_STATED PROBLEM_. Print every item that follows line for line, without altering a single character.
_____
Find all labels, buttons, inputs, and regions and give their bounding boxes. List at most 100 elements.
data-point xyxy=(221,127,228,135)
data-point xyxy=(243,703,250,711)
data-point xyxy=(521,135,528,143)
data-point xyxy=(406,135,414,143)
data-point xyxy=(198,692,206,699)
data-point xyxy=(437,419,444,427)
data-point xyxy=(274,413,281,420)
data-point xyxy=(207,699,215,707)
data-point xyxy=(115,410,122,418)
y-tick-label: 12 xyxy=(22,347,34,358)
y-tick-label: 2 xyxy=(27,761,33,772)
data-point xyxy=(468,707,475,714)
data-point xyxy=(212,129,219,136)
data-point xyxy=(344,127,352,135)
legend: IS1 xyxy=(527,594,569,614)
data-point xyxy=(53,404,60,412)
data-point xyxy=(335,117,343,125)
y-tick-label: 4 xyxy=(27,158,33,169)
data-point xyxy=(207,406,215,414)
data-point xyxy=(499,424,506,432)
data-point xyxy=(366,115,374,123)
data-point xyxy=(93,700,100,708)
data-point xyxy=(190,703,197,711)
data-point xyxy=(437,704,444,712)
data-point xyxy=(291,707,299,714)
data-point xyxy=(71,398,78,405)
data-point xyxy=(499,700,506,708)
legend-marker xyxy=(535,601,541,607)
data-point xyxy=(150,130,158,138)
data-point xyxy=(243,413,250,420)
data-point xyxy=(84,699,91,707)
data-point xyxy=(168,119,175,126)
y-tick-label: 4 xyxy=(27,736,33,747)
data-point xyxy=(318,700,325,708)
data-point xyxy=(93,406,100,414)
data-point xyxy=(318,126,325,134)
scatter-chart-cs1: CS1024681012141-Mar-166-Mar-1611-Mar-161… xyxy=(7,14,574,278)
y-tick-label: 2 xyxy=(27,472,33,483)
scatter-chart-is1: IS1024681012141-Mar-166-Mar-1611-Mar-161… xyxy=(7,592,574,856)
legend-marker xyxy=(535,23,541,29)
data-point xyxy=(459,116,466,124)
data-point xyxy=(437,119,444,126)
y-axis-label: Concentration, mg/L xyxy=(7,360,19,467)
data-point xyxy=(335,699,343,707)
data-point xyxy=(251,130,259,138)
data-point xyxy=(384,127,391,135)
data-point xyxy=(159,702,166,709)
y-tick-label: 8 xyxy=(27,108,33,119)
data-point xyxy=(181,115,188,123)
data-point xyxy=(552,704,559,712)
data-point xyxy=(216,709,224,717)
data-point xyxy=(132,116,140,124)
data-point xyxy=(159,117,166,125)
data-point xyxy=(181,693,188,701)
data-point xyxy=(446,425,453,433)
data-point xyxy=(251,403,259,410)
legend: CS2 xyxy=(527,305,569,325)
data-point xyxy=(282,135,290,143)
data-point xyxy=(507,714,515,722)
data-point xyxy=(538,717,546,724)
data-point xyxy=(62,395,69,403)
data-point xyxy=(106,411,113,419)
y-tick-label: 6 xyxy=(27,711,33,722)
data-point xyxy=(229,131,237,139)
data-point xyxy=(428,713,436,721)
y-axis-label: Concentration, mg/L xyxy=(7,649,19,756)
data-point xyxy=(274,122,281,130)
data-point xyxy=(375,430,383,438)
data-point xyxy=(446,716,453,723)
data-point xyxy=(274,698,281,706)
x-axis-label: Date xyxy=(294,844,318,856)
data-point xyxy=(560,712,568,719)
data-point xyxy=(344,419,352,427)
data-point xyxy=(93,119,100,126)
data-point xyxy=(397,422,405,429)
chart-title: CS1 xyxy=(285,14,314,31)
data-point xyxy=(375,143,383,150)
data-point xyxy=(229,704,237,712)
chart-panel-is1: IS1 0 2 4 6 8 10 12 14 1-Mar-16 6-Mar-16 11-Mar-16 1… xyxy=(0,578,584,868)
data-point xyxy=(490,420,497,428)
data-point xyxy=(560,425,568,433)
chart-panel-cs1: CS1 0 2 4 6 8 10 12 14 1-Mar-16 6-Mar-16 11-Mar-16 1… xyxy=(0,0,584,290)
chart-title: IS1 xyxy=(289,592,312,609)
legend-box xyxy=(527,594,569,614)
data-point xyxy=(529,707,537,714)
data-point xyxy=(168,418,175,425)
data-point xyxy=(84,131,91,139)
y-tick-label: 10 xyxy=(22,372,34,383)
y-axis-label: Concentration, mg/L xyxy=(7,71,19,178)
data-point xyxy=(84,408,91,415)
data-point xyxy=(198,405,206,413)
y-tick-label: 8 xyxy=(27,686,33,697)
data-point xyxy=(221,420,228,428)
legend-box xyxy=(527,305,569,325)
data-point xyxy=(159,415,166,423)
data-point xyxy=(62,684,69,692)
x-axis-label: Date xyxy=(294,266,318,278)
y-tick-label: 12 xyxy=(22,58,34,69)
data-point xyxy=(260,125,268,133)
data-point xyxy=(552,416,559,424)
_____
_OUTPUT FOR THIS EXERCISE_.
Find all labels, buttons, inputs, and regions and give their bounding boxes. List at most 100 elements.
data-point xyxy=(221,127,228,135)
data-point xyxy=(243,703,250,711)
data-point xyxy=(521,135,528,143)
data-point xyxy=(406,135,414,143)
data-point xyxy=(198,692,206,699)
data-point xyxy=(437,419,444,427)
data-point xyxy=(274,413,281,420)
data-point xyxy=(207,699,215,707)
data-point xyxy=(115,410,122,418)
y-tick-label: 12 xyxy=(22,347,34,358)
y-tick-label: 2 xyxy=(27,761,33,772)
data-point xyxy=(468,707,475,714)
data-point xyxy=(212,129,219,136)
data-point xyxy=(344,127,352,135)
legend: IS1 xyxy=(527,594,569,614)
data-point xyxy=(53,404,60,412)
data-point xyxy=(335,117,343,125)
y-tick-label: 4 xyxy=(27,158,33,169)
data-point xyxy=(207,406,215,414)
data-point xyxy=(499,424,506,432)
data-point xyxy=(366,115,374,123)
data-point xyxy=(93,700,100,708)
data-point xyxy=(190,703,197,711)
data-point xyxy=(437,704,444,712)
data-point xyxy=(291,707,299,714)
data-point xyxy=(71,398,78,405)
data-point xyxy=(499,700,506,708)
legend-marker xyxy=(535,601,541,607)
data-point xyxy=(150,130,158,138)
data-point xyxy=(243,413,250,420)
data-point xyxy=(84,699,91,707)
data-point xyxy=(168,119,175,126)
y-tick-label: 4 xyxy=(27,736,33,747)
data-point xyxy=(318,700,325,708)
data-point xyxy=(93,406,100,414)
data-point xyxy=(318,126,325,134)
scatter-chart-cs1: CS1024681012141-Mar-166-Mar-1611-Mar-161… xyxy=(7,14,574,278)
y-tick-label: 2 xyxy=(27,472,33,483)
scatter-chart-is1: IS1024681012141-Mar-166-Mar-1611-Mar-161… xyxy=(7,592,574,856)
legend-marker xyxy=(535,23,541,29)
data-point xyxy=(459,116,466,124)
data-point xyxy=(437,119,444,126)
y-axis-label: Concentration, mg/L xyxy=(7,360,19,467)
data-point xyxy=(335,699,343,707)
data-point xyxy=(251,130,259,138)
data-point xyxy=(384,127,391,135)
data-point xyxy=(159,702,166,709)
y-tick-label: 8 xyxy=(27,108,33,119)
data-point xyxy=(181,115,188,123)
data-point xyxy=(552,704,559,712)
data-point xyxy=(216,709,224,717)
data-point xyxy=(132,116,140,124)
data-point xyxy=(159,117,166,125)
data-point xyxy=(181,693,188,701)
data-point xyxy=(446,425,453,433)
data-point xyxy=(251,403,259,410)
legend: CS2 xyxy=(527,305,569,325)
data-point xyxy=(282,135,290,143)
data-point xyxy=(507,714,515,722)
data-point xyxy=(538,717,546,724)
data-point xyxy=(62,395,69,403)
data-point xyxy=(106,411,113,419)
y-tick-label: 6 xyxy=(27,711,33,722)
data-point xyxy=(229,131,237,139)
data-point xyxy=(428,713,436,721)
y-axis-label: Concentration, mg/L xyxy=(7,649,19,756)
data-point xyxy=(274,122,281,130)
data-point xyxy=(375,430,383,438)
data-point xyxy=(446,716,453,723)
data-point xyxy=(274,698,281,706)
x-axis-label: Date xyxy=(294,844,318,856)
data-point xyxy=(560,712,568,719)
data-point xyxy=(344,419,352,427)
data-point xyxy=(93,119,100,126)
data-point xyxy=(397,422,405,429)
chart-title: CS1 xyxy=(285,14,314,31)
data-point xyxy=(375,143,383,150)
data-point xyxy=(229,704,237,712)
chart-panel-is1: IS1 0 2 4 6 8 10 12 14 1-Mar-16 6-Mar-16 11-Mar-16 1… xyxy=(0,578,584,868)
data-point xyxy=(490,420,497,428)
data-point xyxy=(560,425,568,433)
chart-panel-cs1: CS1 0 2 4 6 8 10 12 14 1-Mar-16 6-Mar-16 11-Mar-16 1… xyxy=(0,0,584,290)
chart-title: IS1 xyxy=(289,592,312,609)
legend-box xyxy=(527,594,569,614)
data-point xyxy=(529,707,537,714)
data-point xyxy=(168,418,175,425)
data-point xyxy=(84,131,91,139)
y-tick-label: 10 xyxy=(22,372,34,383)
y-axis-label: Concentration, mg/L xyxy=(7,71,19,178)
data-point xyxy=(84,408,91,415)
data-point xyxy=(198,405,206,413)
y-tick-label: 8 xyxy=(27,686,33,697)
data-point xyxy=(221,420,228,428)
legend-box xyxy=(527,305,569,325)
data-point xyxy=(159,415,166,423)
data-point xyxy=(62,684,69,692)
x-axis-label: Date xyxy=(294,266,318,278)
y-tick-label: 12 xyxy=(22,58,34,69)
data-point xyxy=(260,125,268,133)
data-point xyxy=(552,416,559,424)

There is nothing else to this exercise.